**What is required**
Can you copy out the data exactly? Leave the images out.

**Input rows**
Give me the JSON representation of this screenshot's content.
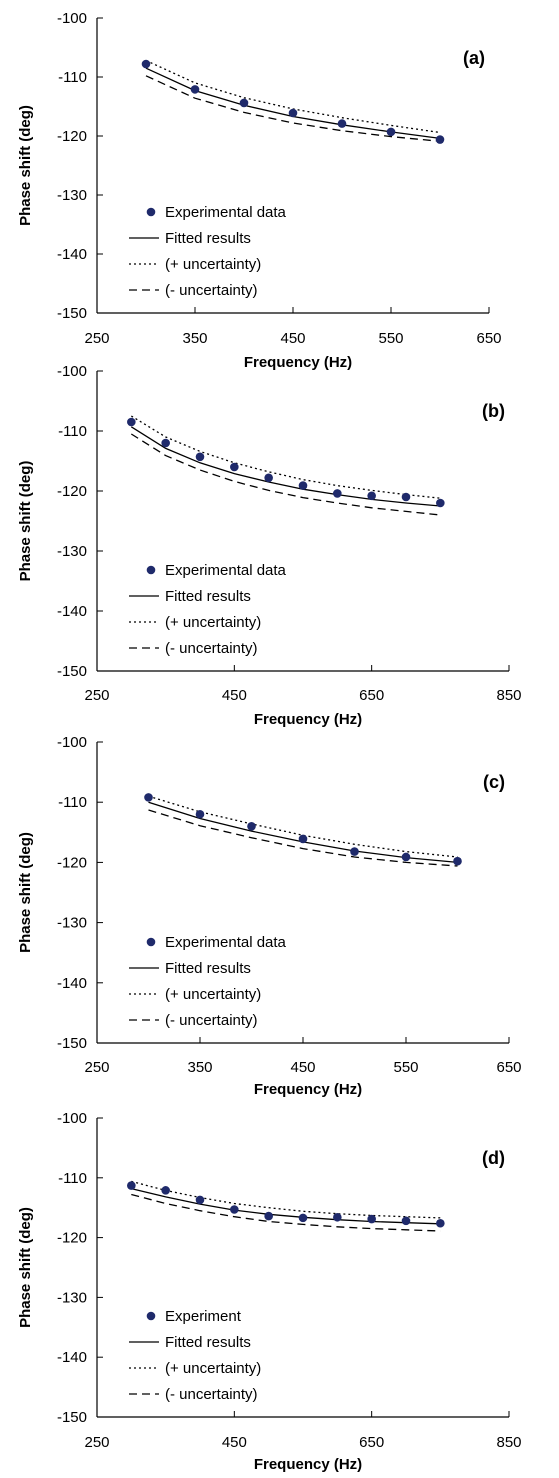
{
  "colors": {
    "point": "#1f2a6b",
    "line": "#000000",
    "axis": "#000000"
  },
  "chart_data": [
    {
      "type": "line",
      "panel_label": "(a)",
      "xlabel": "Frequency (Hz)",
      "ylabel": "Phase shift (deg)",
      "xlim": [
        250,
        650
      ],
      "ylim": [
        -150,
        -100
      ],
      "xticks": [
        250,
        350,
        450,
        550,
        650
      ],
      "yticks": [
        -100,
        -110,
        -120,
        -130,
        -140,
        -150
      ],
      "grid": false,
      "legend": "bottom-left",
      "series": [
        {
          "name": "Experimental data",
          "style": "points",
          "x": [
            300,
            350,
            400,
            450,
            500,
            550,
            600
          ],
          "y": [
            -107.8,
            -112.1,
            -114.4,
            -116.1,
            -117.9,
            -119.3,
            -120.6
          ]
        },
        {
          "name": "Fitted results",
          "style": "solid",
          "x": [
            300,
            350,
            400,
            450,
            500,
            550,
            600
          ],
          "y": [
            -108.5,
            -112.3,
            -114.8,
            -116.7,
            -118.1,
            -119.3,
            -120.4
          ]
        },
        {
          "name": "(+ uncertainty)",
          "style": "dotted",
          "x": [
            300,
            350,
            400,
            450,
            500,
            550,
            600
          ],
          "y": [
            -107.2,
            -111.0,
            -113.5,
            -115.4,
            -116.9,
            -118.2,
            -119.4
          ]
        },
        {
          "name": "(- uncertainty)",
          "style": "dashed",
          "x": [
            300,
            350,
            400,
            450,
            500,
            550,
            600
          ],
          "y": [
            -109.8,
            -113.6,
            -116.0,
            -117.8,
            -119.1,
            -120.1,
            -120.9
          ]
        }
      ]
    },
    {
      "type": "line",
      "panel_label": "(b)",
      "xlabel": "Frequency (Hz)",
      "ylabel": "Phase shift (deg)",
      "xlim": [
        250,
        850
      ],
      "ylim": [
        -150,
        -100
      ],
      "xticks": [
        250,
        450,
        650,
        850
      ],
      "yticks": [
        -100,
        -110,
        -120,
        -130,
        -140,
        -150
      ],
      "grid": false,
      "legend": "bottom-left",
      "series": [
        {
          "name": "Experimental data",
          "style": "points",
          "x": [
            300,
            350,
            400,
            450,
            500,
            550,
            600,
            650,
            700,
            750
          ],
          "y": [
            -108.5,
            -112.0,
            -114.3,
            -116.0,
            -117.8,
            -119.1,
            -120.4,
            -120.8,
            -121.0,
            -122.0
          ]
        },
        {
          "name": "Fitted results",
          "style": "solid",
          "x": [
            300,
            350,
            400,
            450,
            500,
            550,
            600,
            650,
            700,
            750
          ],
          "y": [
            -109.3,
            -112.9,
            -115.3,
            -117.1,
            -118.5,
            -119.7,
            -120.6,
            -121.4,
            -122.0,
            -122.5
          ]
        },
        {
          "name": "(+ uncertainty)",
          "style": "dotted",
          "x": [
            300,
            350,
            400,
            450,
            500,
            550,
            600,
            650,
            700,
            750
          ],
          "y": [
            -107.5,
            -111.0,
            -113.4,
            -115.3,
            -116.8,
            -118.1,
            -119.1,
            -119.9,
            -120.6,
            -121.2
          ]
        },
        {
          "name": "(- uncertainty)",
          "style": "dashed",
          "x": [
            300,
            350,
            400,
            450,
            500,
            550,
            600,
            650,
            700,
            750
          ],
          "y": [
            -110.5,
            -114.1,
            -116.5,
            -118.4,
            -119.9,
            -121.1,
            -122.0,
            -122.8,
            -123.4,
            -124.0
          ]
        }
      ]
    },
    {
      "type": "line",
      "panel_label": "(c)",
      "xlabel": "Frequency (Hz)",
      "ylabel": "Phase shift (deg)",
      "xlim": [
        250,
        650
      ],
      "ylim": [
        -150,
        -100
      ],
      "xticks": [
        250,
        350,
        450,
        550,
        650
      ],
      "yticks": [
        -100,
        -110,
        -120,
        -130,
        -140,
        -150
      ],
      "grid": false,
      "legend": "bottom-left",
      "series": [
        {
          "name": "Experimental data",
          "style": "points",
          "x": [
            300,
            350,
            400,
            450,
            500,
            550,
            600
          ],
          "y": [
            -109.2,
            -112.0,
            -114.0,
            -116.1,
            -118.2,
            -119.1,
            -119.8
          ]
        },
        {
          "name": "Fitted results",
          "style": "solid",
          "x": [
            300,
            350,
            400,
            450,
            500,
            550,
            600
          ],
          "y": [
            -110.0,
            -112.7,
            -114.8,
            -116.6,
            -118.1,
            -119.2,
            -120.0
          ]
        },
        {
          "name": "(+ uncertainty)",
          "style": "dotted",
          "x": [
            300,
            350,
            400,
            450,
            500,
            550,
            600
          ],
          "y": [
            -109.0,
            -111.6,
            -113.6,
            -115.5,
            -117.0,
            -118.2,
            -119.1
          ]
        },
        {
          "name": "(- uncertainty)",
          "style": "dashed",
          "x": [
            300,
            350,
            400,
            450,
            500,
            550,
            600
          ],
          "y": [
            -111.3,
            -113.9,
            -115.9,
            -117.7,
            -119.1,
            -120.0,
            -120.6
          ]
        }
      ]
    },
    {
      "type": "line",
      "panel_label": "(d)",
      "xlabel": "Frequency (Hz)",
      "ylabel": "Phase shift (deg)",
      "xlim": [
        250,
        850
      ],
      "ylim": [
        -150,
        -100
      ],
      "xticks": [
        250,
        450,
        650,
        850
      ],
      "yticks": [
        -100,
        -110,
        -120,
        -130,
        -140,
        -150
      ],
      "grid": false,
      "legend": "bottom-left",
      "series": [
        {
          "name": "Experiment",
          "style": "points",
          "x": [
            300,
            350,
            400,
            450,
            500,
            550,
            600,
            650,
            700,
            750
          ],
          "y": [
            -111.3,
            -112.1,
            -113.7,
            -115.3,
            -116.4,
            -116.7,
            -116.6,
            -116.9,
            -117.2,
            -117.6
          ]
        },
        {
          "name": "Fitted results",
          "style": "solid",
          "x": [
            300,
            350,
            400,
            450,
            500,
            550,
            600,
            650,
            700,
            750
          ],
          "y": [
            -111.8,
            -113.2,
            -114.4,
            -115.4,
            -116.1,
            -116.6,
            -117.0,
            -117.3,
            -117.5,
            -117.7
          ]
        },
        {
          "name": "(+ uncertainty)",
          "style": "dotted",
          "x": [
            300,
            350,
            400,
            450,
            500,
            550,
            600,
            650,
            700,
            750
          ],
          "y": [
            -110.6,
            -112.1,
            -113.3,
            -114.3,
            -115.0,
            -115.6,
            -116.0,
            -116.3,
            -116.5,
            -116.7
          ]
        },
        {
          "name": "(- uncertainty)",
          "style": "dashed",
          "x": [
            300,
            350,
            400,
            450,
            500,
            550,
            600,
            650,
            700,
            750
          ],
          "y": [
            -112.8,
            -114.3,
            -115.5,
            -116.5,
            -117.3,
            -117.8,
            -118.2,
            -118.5,
            -118.7,
            -118.9
          ]
        }
      ]
    }
  ]
}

**Completed task**
Give me the JSON representation of this screenshot's content.
{
  "colors": {
    "point": "#1f2a6b",
    "line": "#000000",
    "axis": "#000000"
  },
  "chart_data": [
    {
      "type": "line",
      "panel_label": "(a)",
      "xlabel": "Frequency (Hz)",
      "ylabel": "Phase shift (deg)",
      "xlim": [
        250,
        650
      ],
      "ylim": [
        -150,
        -100
      ],
      "xticks": [
        250,
        350,
        450,
        550,
        650
      ],
      "yticks": [
        -100,
        -110,
        -120,
        -130,
        -140,
        -150
      ],
      "grid": false,
      "legend": "bottom-left",
      "series": [
        {
          "name": "Experimental data",
          "style": "points",
          "x": [
            300,
            350,
            400,
            450,
            500,
            550,
            600
          ],
          "y": [
            -107.8,
            -112.1,
            -114.4,
            -116.1,
            -117.9,
            -119.3,
            -120.6
          ]
        },
        {
          "name": "Fitted results",
          "style": "solid",
          "x": [
            300,
            350,
            400,
            450,
            500,
            550,
            600
          ],
          "y": [
            -108.5,
            -112.3,
            -114.8,
            -116.7,
            -118.1,
            -119.3,
            -120.4
          ]
        },
        {
          "name": "(+ uncertainty)",
          "style": "dotted",
          "x": [
            300,
            350,
            400,
            450,
            500,
            550,
            600
          ],
          "y": [
            -107.2,
            -111.0,
            -113.5,
            -115.4,
            -116.9,
            -118.2,
            -119.4
          ]
        },
        {
          "name": "(- uncertainty)",
          "style": "dashed",
          "x": [
            300,
            350,
            400,
            450,
            500,
            550,
            600
          ],
          "y": [
            -109.8,
            -113.6,
            -116.0,
            -117.8,
            -119.1,
            -120.1,
            -120.9
          ]
        }
      ]
    },
    {
      "type": "line",
      "panel_label": "(b)",
      "xlabel": "Frequency (Hz)",
      "ylabel": "Phase shift (deg)",
      "xlim": [
        250,
        850
      ],
      "ylim": [
        -150,
        -100
      ],
      "xticks": [
        250,
        450,
        650,
        850
      ],
      "yticks": [
        -100,
        -110,
        -120,
        -130,
        -140,
        -150
      ],
      "grid": false,
      "legend": "bottom-left",
      "series": [
        {
          "name": "Experimental data",
          "style": "points",
          "x": [
            300,
            350,
            400,
            450,
            500,
            550,
            600,
            650,
            700,
            750
          ],
          "y": [
            -108.5,
            -112.0,
            -114.3,
            -116.0,
            -117.8,
            -119.1,
            -120.4,
            -120.8,
            -121.0,
            -122.0
          ]
        },
        {
          "name": "Fitted results",
          "style": "solid",
          "x": [
            300,
            350,
            400,
            450,
            500,
            550,
            600,
            650,
            700,
            750
          ],
          "y": [
            -109.3,
            -112.9,
            -115.3,
            -117.1,
            -118.5,
            -119.7,
            -120.6,
            -121.4,
            -122.0,
            -122.5
          ]
        },
        {
          "name": "(+ uncertainty)",
          "style": "dotted",
          "x": [
            300,
            350,
            400,
            450,
            500,
            550,
            600,
            650,
            700,
            750
          ],
          "y": [
            -107.5,
            -111.0,
            -113.4,
            -115.3,
            -116.8,
            -118.1,
            -119.1,
            -119.9,
            -120.6,
            -121.2
          ]
        },
        {
          "name": "(- uncertainty)",
          "style": "dashed",
          "x": [
            300,
            350,
            400,
            450,
            500,
            550,
            600,
            650,
            700,
            750
          ],
          "y": [
            -110.5,
            -114.1,
            -116.5,
            -118.4,
            -119.9,
            -121.1,
            -122.0,
            -122.8,
            -123.4,
            -124.0
          ]
        }
      ]
    },
    {
      "type": "line",
      "panel_label": "(c)",
      "xlabel": "Frequency (Hz)",
      "ylabel": "Phase shift (deg)",
      "xlim": [
        250,
        650
      ],
      "ylim": [
        -150,
        -100
      ],
      "xticks": [
        250,
        350,
        450,
        550,
        650
      ],
      "yticks": [
        -100,
        -110,
        -120,
        -130,
        -140,
        -150
      ],
      "grid": false,
      "legend": "bottom-left",
      "series": [
        {
          "name": "Experimental data",
          "style": "points",
          "x": [
            300,
            350,
            400,
            450,
            500,
            550,
            600
          ],
          "y": [
            -109.2,
            -112.0,
            -114.0,
            -116.1,
            -118.2,
            -119.1,
            -119.8
          ]
        },
        {
          "name": "Fitted results",
          "style": "solid",
          "x": [
            300,
            350,
            400,
            450,
            500,
            550,
            600
          ],
          "y": [
            -110.0,
            -112.7,
            -114.8,
            -116.6,
            -118.1,
            -119.2,
            -120.0
          ]
        },
        {
          "name": "(+ uncertainty)",
          "style": "dotted",
          "x": [
            300,
            350,
            400,
            450,
            500,
            550,
            600
          ],
          "y": [
            -109.0,
            -111.6,
            -113.6,
            -115.5,
            -117.0,
            -118.2,
            -119.1
          ]
        },
        {
          "name": "(- uncertainty)",
          "style": "dashed",
          "x": [
            300,
            350,
            400,
            450,
            500,
            550,
            600
          ],
          "y": [
            -111.3,
            -113.9,
            -115.9,
            -117.7,
            -119.1,
            -120.0,
            -120.6
          ]
        }
      ]
    },
    {
      "type": "line",
      "panel_label": "(d)",
      "xlabel": "Frequency (Hz)",
      "ylabel": "Phase shift (deg)",
      "xlim": [
        250,
        850
      ],
      "ylim": [
        -150,
        -100
      ],
      "xticks": [
        250,
        450,
        650,
        850
      ],
      "yticks": [
        -100,
        -110,
        -120,
        -130,
        -140,
        -150
      ],
      "grid": false,
      "legend": "bottom-left",
      "series": [
        {
          "name": "Experiment",
          "style": "points",
          "x": [
            300,
            350,
            400,
            450,
            500,
            550,
            600,
            650,
            700,
            750
          ],
          "y": [
            -111.3,
            -112.1,
            -113.7,
            -115.3,
            -116.4,
            -116.7,
            -116.6,
            -116.9,
            -117.2,
            -117.6
          ]
        },
        {
          "name": "Fitted results",
          "style": "solid",
          "x": [
            300,
            350,
            400,
            450,
            500,
            550,
            600,
            650,
            700,
            750
          ],
          "y": [
            -111.8,
            -113.2,
            -114.4,
            -115.4,
            -116.1,
            -116.6,
            -117.0,
            -117.3,
            -117.5,
            -117.7
          ]
        },
        {
          "name": "(+ uncertainty)",
          "style": "dotted",
          "x": [
            300,
            350,
            400,
            450,
            500,
            550,
            600,
            650,
            700,
            750
          ],
          "y": [
            -110.6,
            -112.1,
            -113.3,
            -114.3,
            -115.0,
            -115.6,
            -116.0,
            -116.3,
            -116.5,
            -116.7
          ]
        },
        {
          "name": "(- uncertainty)",
          "style": "dashed",
          "x": [
            300,
            350,
            400,
            450,
            500,
            550,
            600,
            650,
            700,
            750
          ],
          "y": [
            -112.8,
            -114.3,
            -115.5,
            -116.5,
            -117.3,
            -117.8,
            -118.2,
            -118.5,
            -118.7,
            -118.9
          ]
        }
      ]
    }
  ]
}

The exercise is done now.